Every line below is to be copied exactly, with the pictures left out.

— START OF Input data —

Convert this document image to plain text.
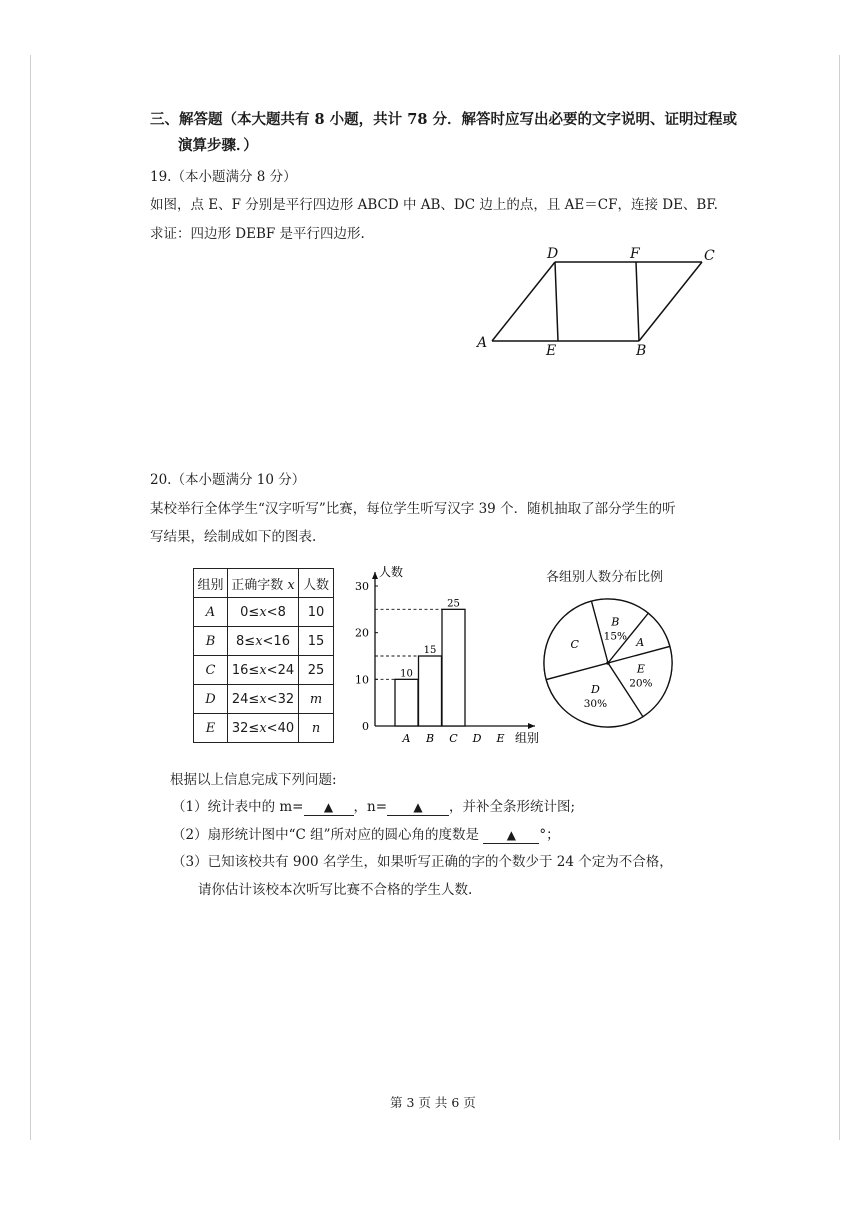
三、解答题（本大题共有 8 小题，共计 78 分．解答时应写出必要的文字说明、证明过程或
演算步骤．）
19.（本小题满分 8 分）
如图，点 E、F 分别是平行四边形 ABCD 中 AB、DC 边上的点，且 AE＝CF，连接 DE、BF.
求证：四边形 DEBF 是平行四边形.
D	F	C
A	E	B
20.（本小题满分 10 分）
某校举行全体学生“汉字听写”比赛，每位学生听写汉字 39 个．随机抽取了部分学生的听
写结果，绘制成如下的图表.
组别	正确字数 x	人数
A	0≤x<8	10
B	8≤x<16	15
C	16≤x<24	25
D	24≤x<32	m
E	32≤x<40	n
人数
组别
0
10
20
30
A
10
B
15
C
25
D E
各组别人数分布比例
B
15% A
E
20%
D
30%
C
根据以上信息完成下列问题:
（1）统计表中的 m= ▲ ，n= ▲ ，并补全条形统计图;
（2）扇形统计图中“C 组”所对应的圆心角的度数是 ▲ °；
（3）已知该校共有 900 名学生，如果听写正确的字的个数少于 24 个定为不合格，
请你估计该校本次听写比赛不合格的学生人数.
第 3 页 共 6 页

— END OF Input data —

*Response to the task*
Convert this document image to plain text.
三、解答题（本大题共有 8 小题，共计 78 分．解答时应写出必要的文字说明、证明过程或
演算步骤．）
19.（本小题满分 8 分）
如图，点 E、F 分别是平行四边形 ABCD 中 AB、DC 边上的点，且 AE＝CF，连接 DE、BF.
求证：四边形 DEBF 是平行四边形.
D	F	C
A	E	B
20.（本小题满分 10 分）
某校举行全体学生“汉字听写”比赛，每位学生听写汉字 39 个．随机抽取了部分学生的听
写结果，绘制成如下的图表.
组别	正确字数 x	人数
A	0≤x<8	10
B	8≤x<16	15
C	16≤x<24	25
D	24≤x<32	m
E	32≤x<40	n
人数
组别
0
10
20
30
A
10
B
15
C
25
D E
各组别人数分布比例
B
15% A
E
20%
D
30%
C
根据以上信息完成下列问题:
（1）统计表中的 m= ▲ ，n= ▲ ，并补全条形统计图;
（2）扇形统计图中“C 组”所对应的圆心角的度数是 ▲ °；
（3）已知该校共有 900 名学生，如果听写正确的字的个数少于 24 个定为不合格，
请你估计该校本次听写比赛不合格的学生人数.
第 3 页 共 6 页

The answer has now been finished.